▶ **Task goal**
Count, in the entries below, the lines in which "Vlahuta" occurs. Give the number, nothing more.

▶ **Extracted material**
▼

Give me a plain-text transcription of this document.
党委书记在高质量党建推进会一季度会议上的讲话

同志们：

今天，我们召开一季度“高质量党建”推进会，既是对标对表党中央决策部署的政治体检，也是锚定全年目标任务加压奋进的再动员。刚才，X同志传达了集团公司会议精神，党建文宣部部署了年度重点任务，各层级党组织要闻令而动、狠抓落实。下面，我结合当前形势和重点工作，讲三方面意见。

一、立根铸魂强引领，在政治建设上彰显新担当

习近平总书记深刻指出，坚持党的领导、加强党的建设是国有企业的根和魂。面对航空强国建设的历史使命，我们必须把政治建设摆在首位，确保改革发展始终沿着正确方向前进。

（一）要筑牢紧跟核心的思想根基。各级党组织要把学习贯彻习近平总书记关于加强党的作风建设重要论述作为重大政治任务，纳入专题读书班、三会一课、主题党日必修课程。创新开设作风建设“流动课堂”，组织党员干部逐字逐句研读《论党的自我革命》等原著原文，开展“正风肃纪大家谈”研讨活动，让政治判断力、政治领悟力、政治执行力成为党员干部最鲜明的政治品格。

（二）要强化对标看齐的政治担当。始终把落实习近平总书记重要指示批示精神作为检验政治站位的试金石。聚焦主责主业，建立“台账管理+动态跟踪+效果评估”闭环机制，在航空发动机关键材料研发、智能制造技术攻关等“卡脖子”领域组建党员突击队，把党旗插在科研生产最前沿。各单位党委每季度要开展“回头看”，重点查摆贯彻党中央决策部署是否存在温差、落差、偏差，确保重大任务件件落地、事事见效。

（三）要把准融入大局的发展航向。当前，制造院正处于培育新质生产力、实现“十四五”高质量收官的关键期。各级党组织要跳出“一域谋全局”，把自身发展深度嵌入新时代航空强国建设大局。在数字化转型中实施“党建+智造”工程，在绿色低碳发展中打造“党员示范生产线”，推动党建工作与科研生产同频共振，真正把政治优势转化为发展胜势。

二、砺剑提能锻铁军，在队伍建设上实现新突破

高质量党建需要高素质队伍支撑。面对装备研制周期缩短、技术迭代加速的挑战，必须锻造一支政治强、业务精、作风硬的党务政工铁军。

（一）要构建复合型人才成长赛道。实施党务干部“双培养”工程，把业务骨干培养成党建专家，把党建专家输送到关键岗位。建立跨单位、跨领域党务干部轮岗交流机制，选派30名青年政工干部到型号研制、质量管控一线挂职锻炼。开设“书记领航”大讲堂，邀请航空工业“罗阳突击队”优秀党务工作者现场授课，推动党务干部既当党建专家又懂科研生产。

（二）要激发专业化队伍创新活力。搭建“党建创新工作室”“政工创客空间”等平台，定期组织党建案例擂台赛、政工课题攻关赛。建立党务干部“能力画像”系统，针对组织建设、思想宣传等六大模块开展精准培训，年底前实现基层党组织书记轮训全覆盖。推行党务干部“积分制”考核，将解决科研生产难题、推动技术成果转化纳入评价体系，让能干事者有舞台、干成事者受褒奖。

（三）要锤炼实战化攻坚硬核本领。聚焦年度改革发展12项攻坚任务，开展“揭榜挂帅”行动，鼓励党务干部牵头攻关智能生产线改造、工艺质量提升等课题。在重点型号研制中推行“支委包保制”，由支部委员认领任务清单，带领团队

▲
▼

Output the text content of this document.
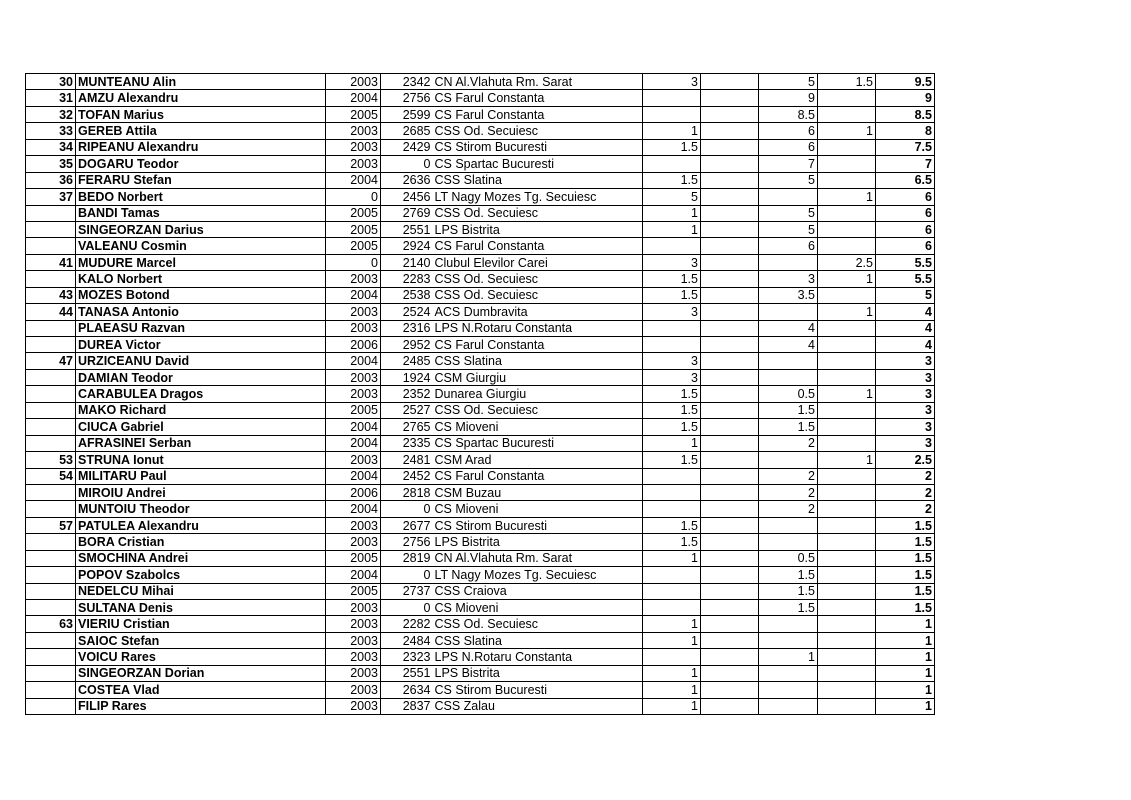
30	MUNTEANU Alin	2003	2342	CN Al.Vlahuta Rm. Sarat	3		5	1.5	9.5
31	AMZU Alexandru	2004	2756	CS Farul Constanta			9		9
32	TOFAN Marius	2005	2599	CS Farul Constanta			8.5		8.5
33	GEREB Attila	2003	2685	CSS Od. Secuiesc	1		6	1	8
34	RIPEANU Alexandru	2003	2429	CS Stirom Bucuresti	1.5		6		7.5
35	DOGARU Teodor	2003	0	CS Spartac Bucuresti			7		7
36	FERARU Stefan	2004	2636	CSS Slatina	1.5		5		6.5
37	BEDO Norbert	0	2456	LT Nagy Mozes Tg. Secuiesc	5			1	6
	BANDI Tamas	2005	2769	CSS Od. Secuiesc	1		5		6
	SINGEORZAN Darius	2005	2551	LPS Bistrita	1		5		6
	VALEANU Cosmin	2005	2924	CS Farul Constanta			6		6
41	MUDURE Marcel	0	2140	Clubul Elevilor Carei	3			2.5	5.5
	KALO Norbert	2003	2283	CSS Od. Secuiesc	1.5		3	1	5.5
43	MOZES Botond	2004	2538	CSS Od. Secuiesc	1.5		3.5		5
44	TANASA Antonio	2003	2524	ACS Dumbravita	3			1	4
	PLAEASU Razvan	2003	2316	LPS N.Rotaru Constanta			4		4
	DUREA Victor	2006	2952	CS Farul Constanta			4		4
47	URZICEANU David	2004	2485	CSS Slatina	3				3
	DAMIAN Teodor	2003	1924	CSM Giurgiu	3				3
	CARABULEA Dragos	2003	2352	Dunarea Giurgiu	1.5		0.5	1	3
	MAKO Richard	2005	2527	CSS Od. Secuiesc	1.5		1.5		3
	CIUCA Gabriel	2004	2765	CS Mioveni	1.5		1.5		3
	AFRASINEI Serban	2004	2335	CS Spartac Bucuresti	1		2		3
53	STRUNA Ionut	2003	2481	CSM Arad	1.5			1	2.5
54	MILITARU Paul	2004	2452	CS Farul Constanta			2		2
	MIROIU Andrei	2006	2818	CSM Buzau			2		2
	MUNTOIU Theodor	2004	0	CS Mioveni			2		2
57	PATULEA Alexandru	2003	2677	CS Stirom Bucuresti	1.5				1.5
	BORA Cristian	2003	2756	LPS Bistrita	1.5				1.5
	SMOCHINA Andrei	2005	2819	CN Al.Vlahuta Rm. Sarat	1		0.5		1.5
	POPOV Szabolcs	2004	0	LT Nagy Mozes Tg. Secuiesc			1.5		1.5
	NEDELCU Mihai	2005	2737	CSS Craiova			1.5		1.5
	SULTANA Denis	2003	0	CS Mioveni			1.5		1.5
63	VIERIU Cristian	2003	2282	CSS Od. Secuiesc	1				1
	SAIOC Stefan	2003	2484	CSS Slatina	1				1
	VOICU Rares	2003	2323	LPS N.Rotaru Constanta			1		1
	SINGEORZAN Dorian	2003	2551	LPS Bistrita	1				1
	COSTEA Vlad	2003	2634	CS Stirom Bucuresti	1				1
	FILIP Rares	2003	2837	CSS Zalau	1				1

▲

▶ **Exercise response**
2